::: ENTRIES SUPPLIED :::

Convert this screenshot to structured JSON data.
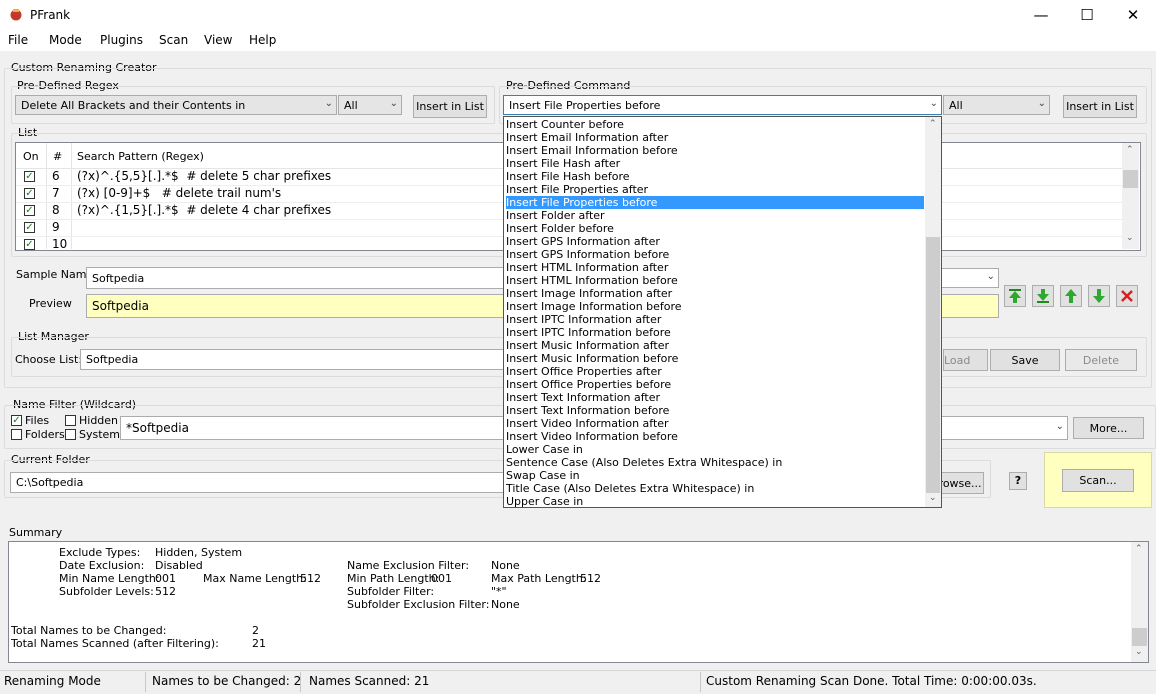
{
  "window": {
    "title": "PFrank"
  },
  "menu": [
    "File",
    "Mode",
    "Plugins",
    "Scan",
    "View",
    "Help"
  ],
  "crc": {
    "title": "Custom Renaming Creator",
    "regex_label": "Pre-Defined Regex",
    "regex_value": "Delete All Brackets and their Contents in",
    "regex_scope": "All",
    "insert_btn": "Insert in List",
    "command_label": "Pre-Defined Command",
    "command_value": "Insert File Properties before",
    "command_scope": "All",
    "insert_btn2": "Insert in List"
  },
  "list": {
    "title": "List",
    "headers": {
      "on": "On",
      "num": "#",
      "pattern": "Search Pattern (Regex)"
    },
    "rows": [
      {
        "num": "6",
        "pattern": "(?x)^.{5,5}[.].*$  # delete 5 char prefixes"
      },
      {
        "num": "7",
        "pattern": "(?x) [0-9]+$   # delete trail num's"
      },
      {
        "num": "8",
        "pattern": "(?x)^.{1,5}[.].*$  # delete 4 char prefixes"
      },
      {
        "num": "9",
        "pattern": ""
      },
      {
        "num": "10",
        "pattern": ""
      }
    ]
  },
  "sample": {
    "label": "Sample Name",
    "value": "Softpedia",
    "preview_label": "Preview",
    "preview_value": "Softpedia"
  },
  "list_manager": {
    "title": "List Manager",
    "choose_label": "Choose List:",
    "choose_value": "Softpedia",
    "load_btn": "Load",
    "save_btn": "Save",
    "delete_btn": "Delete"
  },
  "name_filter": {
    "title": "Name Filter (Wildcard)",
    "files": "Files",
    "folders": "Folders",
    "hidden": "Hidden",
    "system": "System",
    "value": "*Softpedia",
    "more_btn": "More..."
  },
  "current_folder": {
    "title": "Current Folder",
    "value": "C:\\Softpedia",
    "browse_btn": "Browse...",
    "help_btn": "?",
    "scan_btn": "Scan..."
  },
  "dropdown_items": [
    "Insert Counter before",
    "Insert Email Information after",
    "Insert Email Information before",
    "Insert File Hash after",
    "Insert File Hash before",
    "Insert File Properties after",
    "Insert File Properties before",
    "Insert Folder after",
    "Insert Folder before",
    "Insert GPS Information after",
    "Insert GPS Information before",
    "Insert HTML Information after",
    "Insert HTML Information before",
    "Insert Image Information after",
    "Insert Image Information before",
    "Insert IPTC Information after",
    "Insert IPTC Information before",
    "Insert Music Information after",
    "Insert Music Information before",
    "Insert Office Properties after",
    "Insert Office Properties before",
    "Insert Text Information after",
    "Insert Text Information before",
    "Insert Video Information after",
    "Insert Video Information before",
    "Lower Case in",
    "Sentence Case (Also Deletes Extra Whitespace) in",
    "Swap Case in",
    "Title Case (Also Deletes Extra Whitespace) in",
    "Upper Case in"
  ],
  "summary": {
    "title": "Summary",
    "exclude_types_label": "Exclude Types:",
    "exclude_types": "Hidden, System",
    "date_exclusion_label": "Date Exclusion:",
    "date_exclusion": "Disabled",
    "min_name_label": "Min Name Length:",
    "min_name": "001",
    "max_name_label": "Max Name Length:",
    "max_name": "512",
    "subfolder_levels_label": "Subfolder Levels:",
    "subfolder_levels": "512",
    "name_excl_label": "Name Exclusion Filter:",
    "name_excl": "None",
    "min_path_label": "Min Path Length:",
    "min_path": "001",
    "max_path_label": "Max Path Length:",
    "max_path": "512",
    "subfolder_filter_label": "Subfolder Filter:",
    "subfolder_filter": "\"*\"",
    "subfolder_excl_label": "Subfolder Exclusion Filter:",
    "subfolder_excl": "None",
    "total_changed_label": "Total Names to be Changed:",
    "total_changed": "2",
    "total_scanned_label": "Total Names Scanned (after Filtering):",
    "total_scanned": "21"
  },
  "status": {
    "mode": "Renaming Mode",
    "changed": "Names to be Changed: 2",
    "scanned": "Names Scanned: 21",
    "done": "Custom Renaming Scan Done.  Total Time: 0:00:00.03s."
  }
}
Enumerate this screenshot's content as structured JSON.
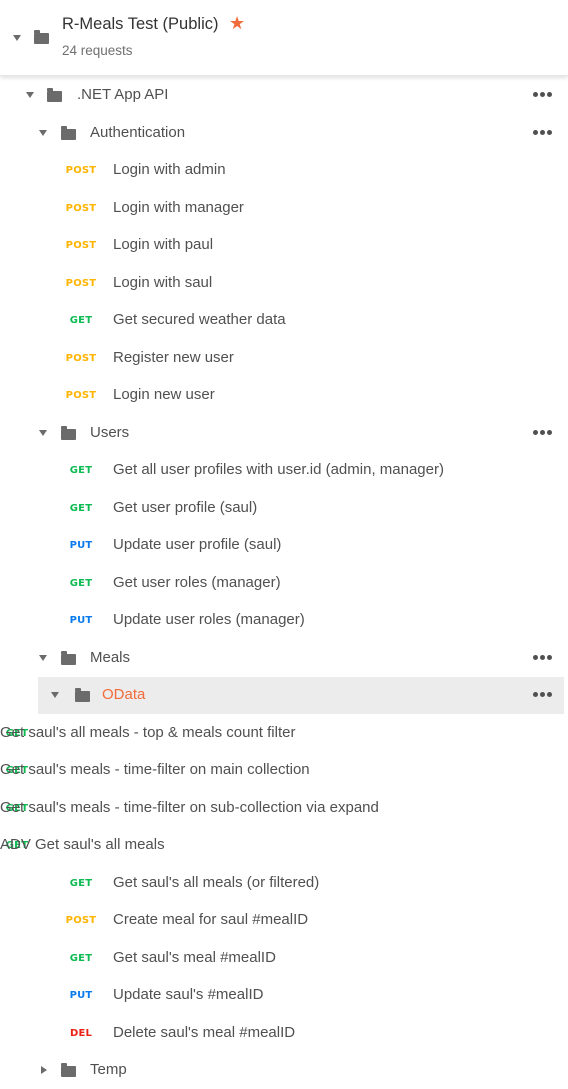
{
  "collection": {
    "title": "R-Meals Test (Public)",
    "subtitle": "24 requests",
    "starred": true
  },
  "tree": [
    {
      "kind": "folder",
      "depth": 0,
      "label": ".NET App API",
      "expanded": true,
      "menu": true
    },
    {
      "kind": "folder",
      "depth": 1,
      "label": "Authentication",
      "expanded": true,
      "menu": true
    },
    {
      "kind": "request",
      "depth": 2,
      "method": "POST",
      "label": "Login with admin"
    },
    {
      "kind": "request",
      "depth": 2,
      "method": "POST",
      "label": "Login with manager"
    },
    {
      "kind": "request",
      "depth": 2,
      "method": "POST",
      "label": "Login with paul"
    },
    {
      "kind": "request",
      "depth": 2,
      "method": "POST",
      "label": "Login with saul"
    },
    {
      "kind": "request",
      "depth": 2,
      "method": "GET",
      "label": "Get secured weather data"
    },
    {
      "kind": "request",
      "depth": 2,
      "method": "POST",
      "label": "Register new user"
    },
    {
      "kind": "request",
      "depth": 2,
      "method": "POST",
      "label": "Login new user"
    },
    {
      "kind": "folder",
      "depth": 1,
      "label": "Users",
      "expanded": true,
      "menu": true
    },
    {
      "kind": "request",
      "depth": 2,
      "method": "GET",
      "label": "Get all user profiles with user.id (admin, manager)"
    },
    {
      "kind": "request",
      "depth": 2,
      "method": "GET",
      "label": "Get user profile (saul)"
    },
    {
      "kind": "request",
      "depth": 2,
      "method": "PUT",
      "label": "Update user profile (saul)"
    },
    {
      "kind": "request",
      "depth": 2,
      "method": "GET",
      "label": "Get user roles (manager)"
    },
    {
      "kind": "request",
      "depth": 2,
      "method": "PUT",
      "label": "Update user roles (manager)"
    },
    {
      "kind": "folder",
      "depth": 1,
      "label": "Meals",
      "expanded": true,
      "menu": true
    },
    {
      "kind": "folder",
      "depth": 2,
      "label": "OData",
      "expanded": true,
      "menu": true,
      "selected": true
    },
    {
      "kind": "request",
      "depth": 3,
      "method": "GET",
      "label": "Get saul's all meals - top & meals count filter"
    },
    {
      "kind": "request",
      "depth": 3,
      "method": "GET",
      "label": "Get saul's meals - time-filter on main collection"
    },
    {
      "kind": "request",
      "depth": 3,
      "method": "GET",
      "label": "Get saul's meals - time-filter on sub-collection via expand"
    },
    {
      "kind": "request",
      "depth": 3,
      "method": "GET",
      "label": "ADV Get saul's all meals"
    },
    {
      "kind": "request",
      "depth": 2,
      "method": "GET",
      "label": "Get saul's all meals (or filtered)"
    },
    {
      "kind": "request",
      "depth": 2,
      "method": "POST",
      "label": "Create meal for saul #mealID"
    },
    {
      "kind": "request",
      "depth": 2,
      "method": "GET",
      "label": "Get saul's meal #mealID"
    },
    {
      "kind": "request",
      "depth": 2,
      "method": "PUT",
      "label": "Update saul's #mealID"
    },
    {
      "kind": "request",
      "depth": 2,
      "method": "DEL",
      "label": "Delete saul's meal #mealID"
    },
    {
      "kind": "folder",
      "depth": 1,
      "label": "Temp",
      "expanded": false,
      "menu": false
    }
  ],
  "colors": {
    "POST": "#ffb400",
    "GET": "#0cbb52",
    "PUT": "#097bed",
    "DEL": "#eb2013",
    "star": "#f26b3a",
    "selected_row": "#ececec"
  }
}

:::
::: ENTRIES SUPPLIED :::

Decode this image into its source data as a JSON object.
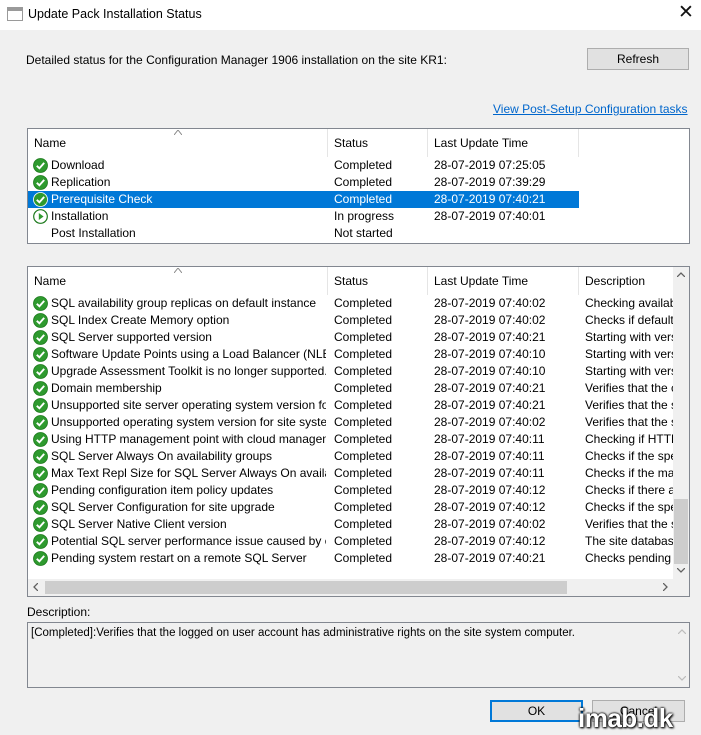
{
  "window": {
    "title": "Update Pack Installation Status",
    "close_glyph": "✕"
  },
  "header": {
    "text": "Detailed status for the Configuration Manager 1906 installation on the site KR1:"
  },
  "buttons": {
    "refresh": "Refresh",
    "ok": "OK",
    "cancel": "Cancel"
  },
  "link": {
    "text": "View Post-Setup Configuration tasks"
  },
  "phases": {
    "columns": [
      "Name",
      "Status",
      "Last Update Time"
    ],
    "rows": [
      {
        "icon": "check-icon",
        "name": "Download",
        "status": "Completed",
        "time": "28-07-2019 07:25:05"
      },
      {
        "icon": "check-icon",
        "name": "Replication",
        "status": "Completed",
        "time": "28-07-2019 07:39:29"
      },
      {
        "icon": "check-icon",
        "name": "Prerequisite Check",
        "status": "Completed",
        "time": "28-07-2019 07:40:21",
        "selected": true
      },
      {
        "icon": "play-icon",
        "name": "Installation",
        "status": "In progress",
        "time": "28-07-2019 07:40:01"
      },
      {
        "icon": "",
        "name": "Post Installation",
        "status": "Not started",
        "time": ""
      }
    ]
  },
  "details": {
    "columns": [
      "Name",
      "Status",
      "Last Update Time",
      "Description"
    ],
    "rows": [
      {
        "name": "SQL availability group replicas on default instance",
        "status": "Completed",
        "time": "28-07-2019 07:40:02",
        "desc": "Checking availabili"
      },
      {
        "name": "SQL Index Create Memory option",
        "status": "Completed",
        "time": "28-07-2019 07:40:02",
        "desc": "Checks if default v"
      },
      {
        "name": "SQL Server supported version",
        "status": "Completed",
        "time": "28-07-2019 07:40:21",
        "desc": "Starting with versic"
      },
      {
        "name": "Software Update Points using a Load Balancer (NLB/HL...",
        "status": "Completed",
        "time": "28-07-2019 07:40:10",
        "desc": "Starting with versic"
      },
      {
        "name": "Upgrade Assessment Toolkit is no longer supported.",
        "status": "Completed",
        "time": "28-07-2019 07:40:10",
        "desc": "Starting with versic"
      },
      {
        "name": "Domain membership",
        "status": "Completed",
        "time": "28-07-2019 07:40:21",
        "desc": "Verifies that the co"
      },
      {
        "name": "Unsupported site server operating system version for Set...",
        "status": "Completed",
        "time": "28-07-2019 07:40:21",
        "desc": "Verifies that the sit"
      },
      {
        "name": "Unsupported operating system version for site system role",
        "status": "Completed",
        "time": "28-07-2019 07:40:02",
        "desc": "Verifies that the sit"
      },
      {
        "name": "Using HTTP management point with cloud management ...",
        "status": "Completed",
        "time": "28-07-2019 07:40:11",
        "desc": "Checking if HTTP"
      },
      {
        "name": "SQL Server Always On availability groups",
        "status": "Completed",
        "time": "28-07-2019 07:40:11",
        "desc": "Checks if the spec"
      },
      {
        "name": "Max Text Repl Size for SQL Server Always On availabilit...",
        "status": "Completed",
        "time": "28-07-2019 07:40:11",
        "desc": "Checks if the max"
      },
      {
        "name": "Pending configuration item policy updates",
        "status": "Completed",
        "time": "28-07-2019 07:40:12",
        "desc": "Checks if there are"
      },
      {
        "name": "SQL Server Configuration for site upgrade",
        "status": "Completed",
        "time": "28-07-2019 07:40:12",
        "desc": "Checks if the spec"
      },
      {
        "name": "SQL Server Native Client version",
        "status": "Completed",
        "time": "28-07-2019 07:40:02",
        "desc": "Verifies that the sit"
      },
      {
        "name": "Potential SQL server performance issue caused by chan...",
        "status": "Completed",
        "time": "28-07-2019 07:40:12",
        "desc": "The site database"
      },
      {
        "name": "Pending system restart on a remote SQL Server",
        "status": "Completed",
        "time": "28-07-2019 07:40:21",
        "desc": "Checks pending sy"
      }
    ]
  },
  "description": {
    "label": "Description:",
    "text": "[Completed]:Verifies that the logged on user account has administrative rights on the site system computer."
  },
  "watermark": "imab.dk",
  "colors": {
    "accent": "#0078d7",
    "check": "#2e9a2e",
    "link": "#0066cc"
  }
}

:::

* **TASK PROMPT**:
Work out how many lines of the data above hold the word "Also", and write only the count.

* **EXPECTED ANSWER**:
2